(Figure record listings)
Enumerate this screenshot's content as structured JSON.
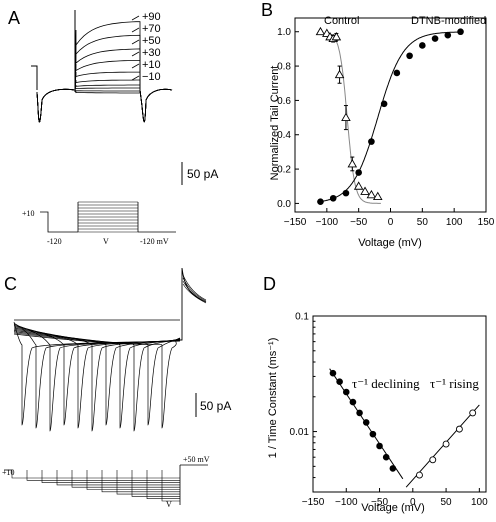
{
  "panels": {
    "A": {
      "letter": "A",
      "trace_labels": [
        "+90",
        "+70",
        "+50",
        "+30",
        "+10",
        "−10"
      ],
      "scale_bar_label": "50 pA",
      "protocol": {
        "hold_label": "+10",
        "left_label": "-120",
        "step_label": "V",
        "right_label": "-120 mV"
      }
    },
    "C": {
      "letter": "C",
      "scale_bar_label": "50 pA",
      "protocol": {
        "hold_label": "+10",
        "step_label": "V",
        "end_label": "+50 mV"
      }
    }
  },
  "chart_data": [
    {
      "panel": "B",
      "letter": "B",
      "type": "scatter",
      "xlabel": "Voltage (mV)",
      "ylabel": "Normalized Tail Current",
      "xlim": [
        -150,
        150
      ],
      "ylim": [
        -0.05,
        1.08
      ],
      "xticks": [
        -150,
        -100,
        -50,
        0,
        50,
        100,
        150
      ],
      "yticks": [
        0.0,
        0.2,
        0.4,
        0.6,
        0.8,
        1.0
      ],
      "annotations": [
        "Control",
        "DTNB-modified"
      ],
      "series": [
        {
          "name": "Control",
          "marker": "open-triangle",
          "x": [
            -110,
            -100,
            -95,
            -90,
            -85,
            -80,
            -70,
            -60,
            -50,
            -40,
            -30,
            -20
          ],
          "y": [
            1.0,
            0.99,
            0.97,
            0.96,
            0.97,
            0.75,
            0.5,
            0.23,
            0.1,
            0.07,
            0.05,
            0.04
          ],
          "err": [
            0,
            0,
            0,
            0.02,
            0.02,
            0.05,
            0.07,
            0.04,
            0,
            0,
            0,
            0
          ],
          "fit": {
            "v_half": -68,
            "slope": 6
          }
        },
        {
          "name": "DTNB-modified",
          "marker": "filled-circle",
          "x": [
            -110,
            -90,
            -70,
            -50,
            -30,
            -10,
            10,
            30,
            50,
            70,
            90,
            110
          ],
          "y": [
            0.01,
            0.03,
            0.06,
            0.18,
            0.36,
            0.58,
            0.76,
            0.86,
            0.92,
            0.96,
            0.98,
            1.0
          ],
          "fit": {
            "v_half": -20,
            "slope": 20
          }
        }
      ]
    },
    {
      "panel": "D",
      "letter": "D",
      "type": "scatter",
      "xlabel": "Voltage (mV)",
      "ylabel": "1 / Time Constant (ms⁻¹)",
      "log_y": true,
      "xlim": [
        -150,
        110
      ],
      "ylim": [
        0.003,
        0.1
      ],
      "xticks": [
        -150,
        -100,
        -50,
        0,
        50,
        100
      ],
      "yticks": [
        0.01,
        0.1
      ],
      "annotations": [
        "τ⁻¹ declining",
        "τ⁻¹ rising"
      ],
      "series": [
        {
          "name": "τ⁻¹ declining",
          "marker": "filled-circle",
          "x": [
            -120,
            -110,
            -100,
            -90,
            -80,
            -70,
            -60,
            -50,
            -40,
            -30
          ],
          "y": [
            0.032,
            0.027,
            0.022,
            0.018,
            0.0145,
            0.012,
            0.0095,
            0.0075,
            0.006,
            0.0048
          ],
          "fit": {
            "x": [
              -125,
              -15
            ],
            "y": [
              0.035,
              0.0039
            ]
          }
        },
        {
          "name": "τ⁻¹ rising",
          "marker": "open-circle",
          "x": [
            10,
            30,
            50,
            70,
            90
          ],
          "y": [
            0.0042,
            0.0057,
            0.0078,
            0.0105,
            0.0145
          ],
          "fit": {
            "x": [
              -10,
              100
            ],
            "y": [
              0.0033,
              0.017
            ]
          }
        }
      ]
    }
  ]
}
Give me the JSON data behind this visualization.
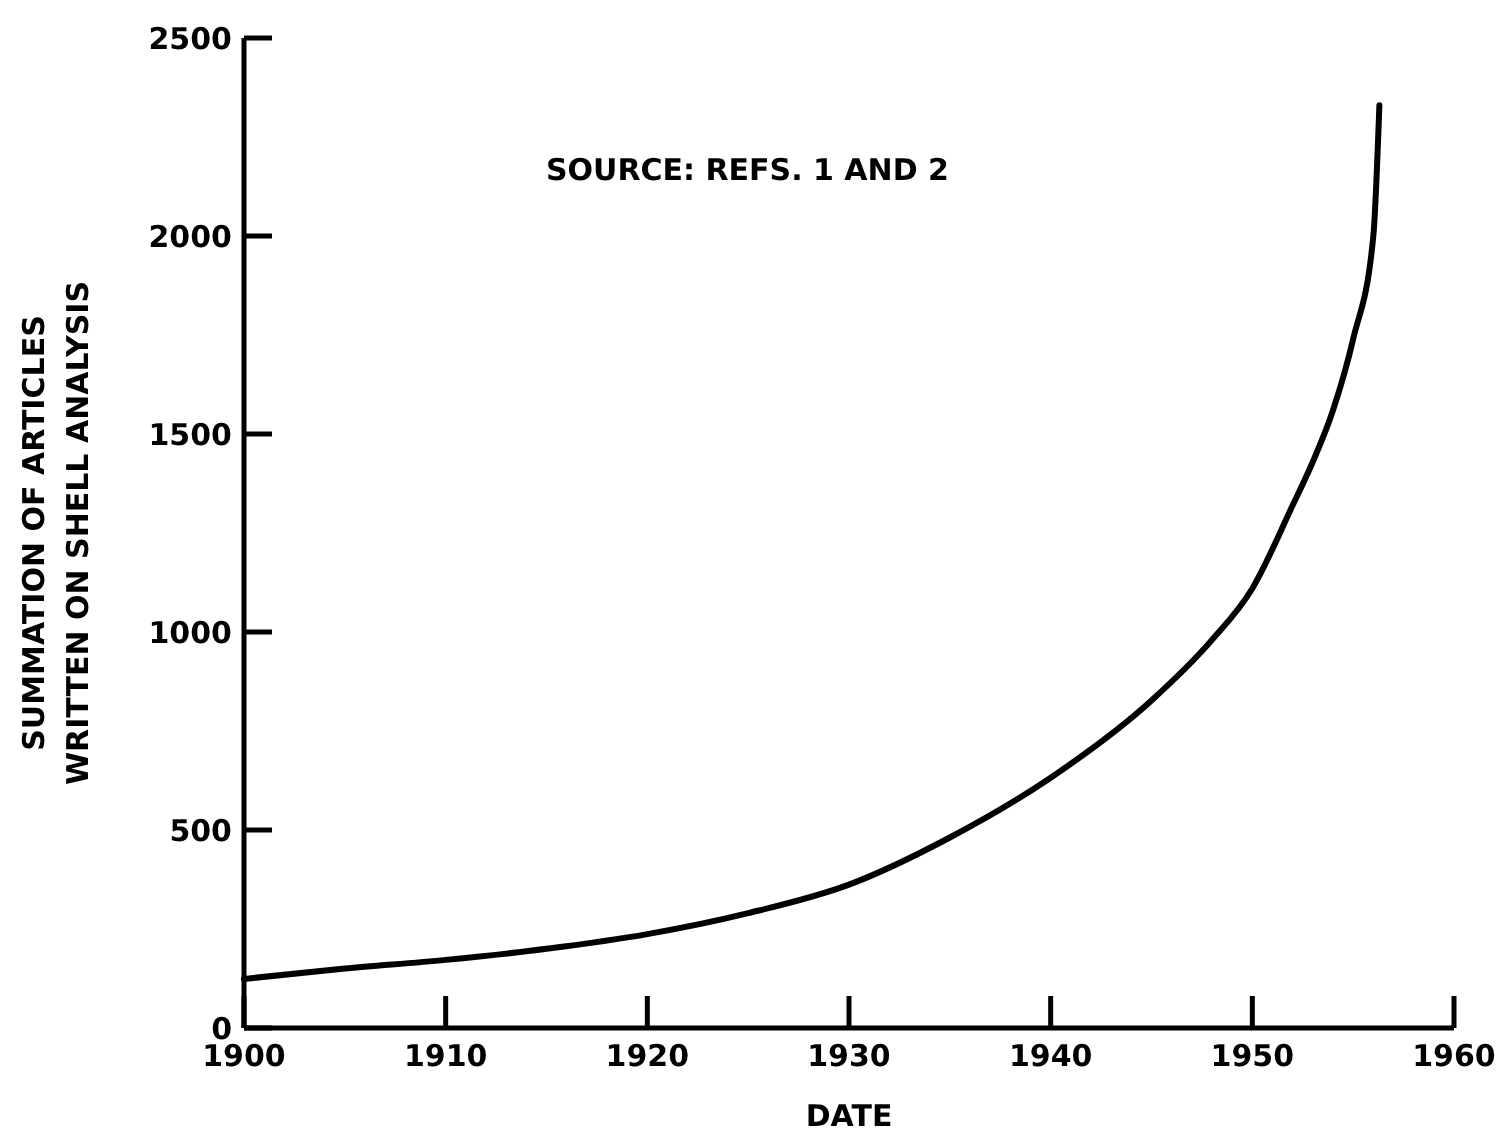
{
  "chart_data": {
    "type": "line",
    "xlabel": "DATE",
    "ylabel": "SUMMATION OF ARTICLES\nWRITTEN ON SHELL ANALYSIS",
    "annotations": [
      "SOURCE: REFS. 1 AND 2"
    ],
    "x": [
      1900,
      1905,
      1910,
      1915,
      1920,
      1925,
      1930,
      1935,
      1940,
      1945,
      1948,
      1950,
      1952,
      1953,
      1954,
      1955,
      1956,
      1956.3
    ],
    "series": [
      {
        "color": "#000000",
        "values": [
          124,
          150,
          172,
          200,
          237,
          290,
          362,
          481,
          632,
          827,
          980,
          1110,
          1320,
          1430,
          1560,
          1740,
          2000,
          2330
        ]
      }
    ],
    "xlim": [
      1900,
      1960
    ],
    "xticks": [
      1900,
      1910,
      1920,
      1930,
      1940,
      1950,
      1960
    ],
    "ylim": [
      0,
      2500
    ],
    "yticks": [
      0,
      500,
      1000,
      1500,
      2000,
      2500
    ],
    "marker": "none",
    "line_style": "solid"
  }
}
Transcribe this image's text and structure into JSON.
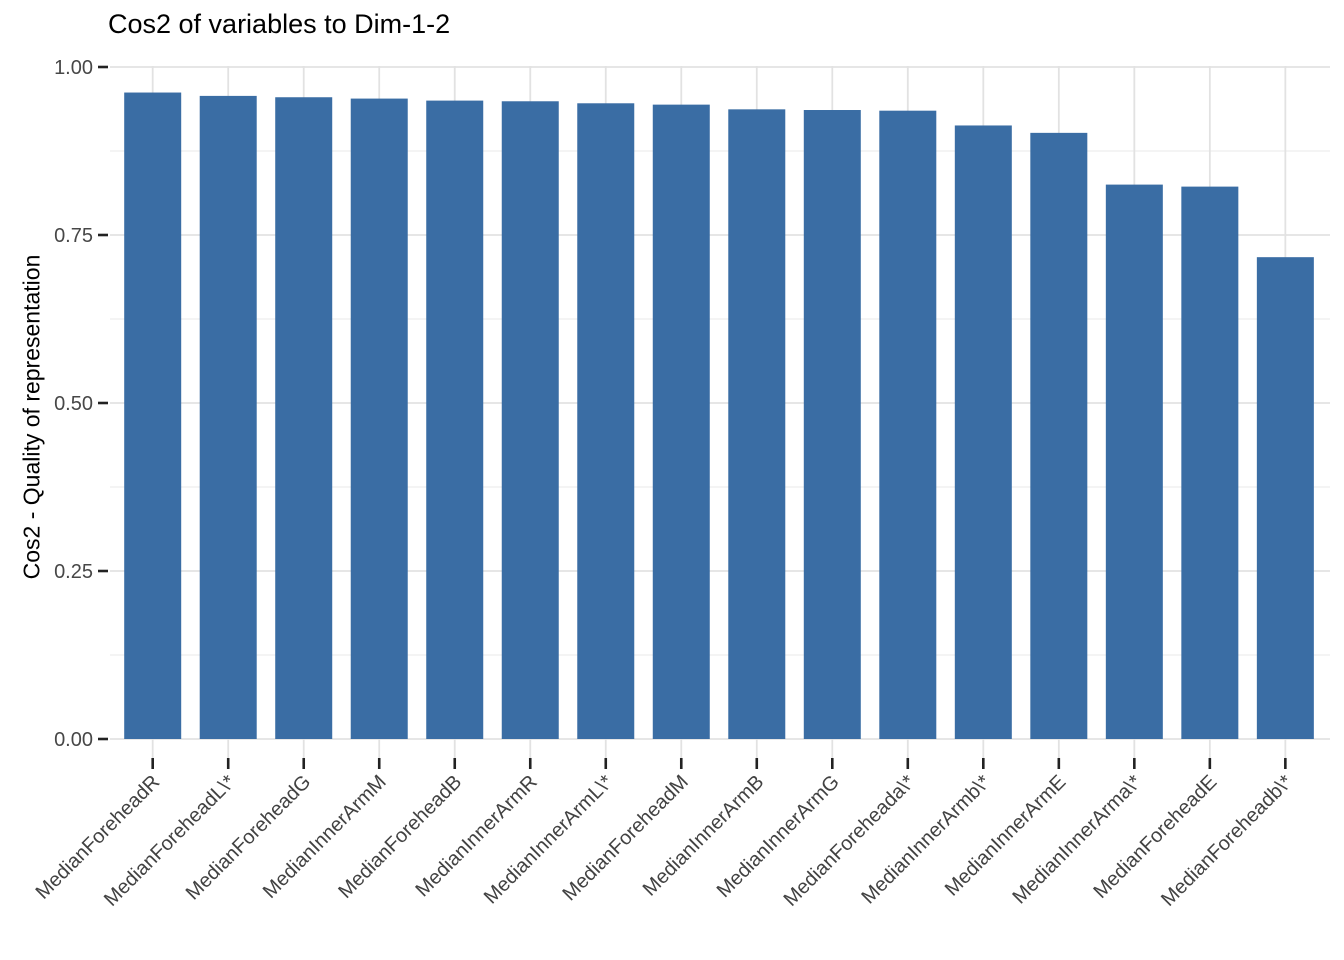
{
  "chart_data": {
    "type": "bar",
    "title": "Cos2 of variables to Dim-1-2",
    "xlabel": "",
    "ylabel": "Cos2 - Quality of representation",
    "categories": [
      "MedianForeheadR",
      "MedianForeheadL\\*",
      "MedianForeheadG",
      "MedianInnerArmM",
      "MedianForeheadB",
      "MedianInnerArmR",
      "MedianInnerArmL\\*",
      "MedianForeheadM",
      "MedianInnerArmB",
      "MedianInnerArmG",
      "MedianForeheada\\*",
      "MedianInnerArmb\\*",
      "MedianInnerArmE",
      "MedianInnerArma\\*",
      "MedianForeheadE",
      "MedianForeheadb\\*"
    ],
    "values": [
      0.962,
      0.957,
      0.955,
      0.953,
      0.95,
      0.949,
      0.946,
      0.944,
      0.937,
      0.936,
      0.935,
      0.913,
      0.902,
      0.825,
      0.822,
      0.717
    ],
    "ylim": [
      0,
      1
    ],
    "y_ticks": [
      0,
      0.25,
      0.5,
      0.75,
      1.0
    ],
    "y_tick_labels": [
      "0.00",
      "0.25",
      "0.50",
      "0.75",
      "1.00"
    ],
    "y_minor_ticks": [
      0.125,
      0.375,
      0.625,
      0.875
    ],
    "x_tick_rotation": 45,
    "grid": true,
    "legend": "none",
    "colors": {
      "bar": "#3A6DA4",
      "grid_major": "#E2E2E2",
      "grid_minor": "#EDEDED",
      "tick": "#222222",
      "y_axis_text": "#474747",
      "x_axis_text": "#424242",
      "title_text": "#000000",
      "background": "#FFFFFF"
    }
  }
}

Given problem:
Quote each record exactly as it stands, minus the pictures.

Finished answer:
Enumerate this screenshot's content as structured JSON.
{
  "panels": {
    "A": {
      "letter": "A",
      "trace_labels": [
        "+90",
        "+70",
        "+50",
        "+30",
        "+10",
        "−10"
      ],
      "scale_bar_label": "50 pA",
      "protocol": {
        "hold_label": "+10",
        "left_label": "-120",
        "step_label": "V",
        "right_label": "-120 mV"
      }
    },
    "C": {
      "letter": "C",
      "scale_bar_label": "50 pA",
      "protocol": {
        "hold_label": "+10",
        "step_label": "V",
        "end_label": "+50 mV"
      }
    }
  },
  "chart_data": [
    {
      "panel": "B",
      "letter": "B",
      "type": "scatter",
      "xlabel": "Voltage (mV)",
      "ylabel": "Normalized Tail Current",
      "xlim": [
        -150,
        150
      ],
      "ylim": [
        -0.05,
        1.08
      ],
      "xticks": [
        -150,
        -100,
        -50,
        0,
        50,
        100,
        150
      ],
      "yticks": [
        0.0,
        0.2,
        0.4,
        0.6,
        0.8,
        1.0
      ],
      "annotations": [
        "Control",
        "DTNB-modified"
      ],
      "series": [
        {
          "name": "Control",
          "marker": "open-triangle",
          "x": [
            -110,
            -100,
            -95,
            -90,
            -85,
            -80,
            -70,
            -60,
            -50,
            -40,
            -30,
            -20
          ],
          "y": [
            1.0,
            0.99,
            0.97,
            0.96,
            0.97,
            0.75,
            0.5,
            0.23,
            0.1,
            0.07,
            0.05,
            0.04
          ],
          "err": [
            0,
            0,
            0,
            0.02,
            0.02,
            0.05,
            0.07,
            0.04,
            0,
            0,
            0,
            0
          ],
          "fit": {
            "v_half": -68,
            "slope": 6
          }
        },
        {
          "name": "DTNB-modified",
          "marker": "filled-circle",
          "x": [
            -110,
            -90,
            -70,
            -50,
            -30,
            -10,
            10,
            30,
            50,
            70,
            90,
            110
          ],
          "y": [
            0.01,
            0.03,
            0.06,
            0.18,
            0.36,
            0.58,
            0.76,
            0.86,
            0.92,
            0.96,
            0.98,
            1.0
          ],
          "fit": {
            "v_half": -20,
            "slope": 20
          }
        }
      ]
    },
    {
      "panel": "D",
      "letter": "D",
      "type": "scatter",
      "xlabel": "Voltage (mV)",
      "ylabel": "1 / Time Constant (ms⁻¹)",
      "log_y": true,
      "xlim": [
        -150,
        110
      ],
      "ylim": [
        0.003,
        0.1
      ],
      "xticks": [
        -150,
        -100,
        -50,
        0,
        50,
        100
      ],
      "yticks": [
        0.01,
        0.1
      ],
      "annotations": [
        "τ⁻¹ declining",
        "τ⁻¹ rising"
      ],
      "series": [
        {
          "name": "τ⁻¹ declining",
          "marker": "filled-circle",
          "x": [
            -120,
            -110,
            -100,
            -90,
            -80,
            -70,
            -60,
            -50,
            -40,
            -30
          ],
          "y": [
            0.032,
            0.027,
            0.022,
            0.018,
            0.0145,
            0.012,
            0.0095,
            0.0075,
            0.006,
            0.0048
          ],
          "fit": {
            "x": [
              -125,
              -15
            ],
            "y": [
              0.035,
              0.0039
            ]
          }
        },
        {
          "name": "τ⁻¹ rising",
          "marker": "open-circle",
          "x": [
            10,
            30,
            50,
            70,
            90
          ],
          "y": [
            0.0042,
            0.0057,
            0.0078,
            0.0105,
            0.0145
          ],
          "fit": {
            "x": [
              -10,
              100
            ],
            "y": [
              0.0033,
              0.017
            ]
          }
        }
      ]
    }
  ]
}
Give me the JSON data behind this visualization.
{
  "chart_data": {
    "type": "line",
    "xlabel": "DATE",
    "ylabel": "SUMMATION OF ARTICLES\nWRITTEN ON SHELL ANALYSIS",
    "annotations": [
      "SOURCE: REFS. 1 AND 2"
    ],
    "x": [
      1900,
      1905,
      1910,
      1915,
      1920,
      1925,
      1930,
      1935,
      1940,
      1945,
      1948,
      1950,
      1952,
      1953,
      1954,
      1955,
      1956,
      1956.3
    ],
    "series": [
      {
        "color": "#000000",
        "values": [
          124,
          150,
          172,
          200,
          237,
          290,
          362,
          481,
          632,
          827,
          980,
          1110,
          1320,
          1430,
          1560,
          1740,
          2000,
          2330
        ]
      }
    ],
    "xlim": [
      1900,
      1960
    ],
    "xticks": [
      1900,
      1910,
      1920,
      1930,
      1940,
      1950,
      1960
    ],
    "ylim": [
      0,
      2500
    ],
    "yticks": [
      0,
      500,
      1000,
      1500,
      2000,
      2500
    ],
    "marker": "none",
    "line_style": "solid"
  }
}
Transcribe this image's text and structure into JSON.
{
  "chart_data": {
    "type": "bar",
    "title": "Cos2 of variables to Dim-1-2",
    "xlabel": "",
    "ylabel": "Cos2 - Quality of representation",
    "categories": [
      "MedianForeheadR",
      "MedianForeheadL\\*",
      "MedianForeheadG",
      "MedianInnerArmM",
      "MedianForeheadB",
      "MedianInnerArmR",
      "MedianInnerArmL\\*",
      "MedianForeheadM",
      "MedianInnerArmB",
      "MedianInnerArmG",
      "MedianForeheada\\*",
      "MedianInnerArmb\\*",
      "MedianInnerArmE",
      "MedianInnerArma\\*",
      "MedianForeheadE",
      "MedianForeheadb\\*"
    ],
    "values": [
      0.962,
      0.957,
      0.955,
      0.953,
      0.95,
      0.949,
      0.946,
      0.944,
      0.937,
      0.936,
      0.935,
      0.913,
      0.902,
      0.825,
      0.822,
      0.717
    ],
    "ylim": [
      0,
      1
    ],
    "y_ticks": [
      0,
      0.25,
      0.5,
      0.75,
      1.0
    ],
    "y_tick_labels": [
      "0.00",
      "0.25",
      "0.50",
      "0.75",
      "1.00"
    ],
    "y_minor_ticks": [
      0.125,
      0.375,
      0.625,
      0.875
    ],
    "x_tick_rotation": 45,
    "grid": true,
    "legend": "none",
    "colors": {
      "bar": "#3A6DA4",
      "grid_major": "#E2E2E2",
      "grid_minor": "#EDEDED",
      "tick": "#222222",
      "y_axis_text": "#474747",
      "x_axis_text": "#424242",
      "title_text": "#000000",
      "background": "#FFFFFF"
    }
  }
}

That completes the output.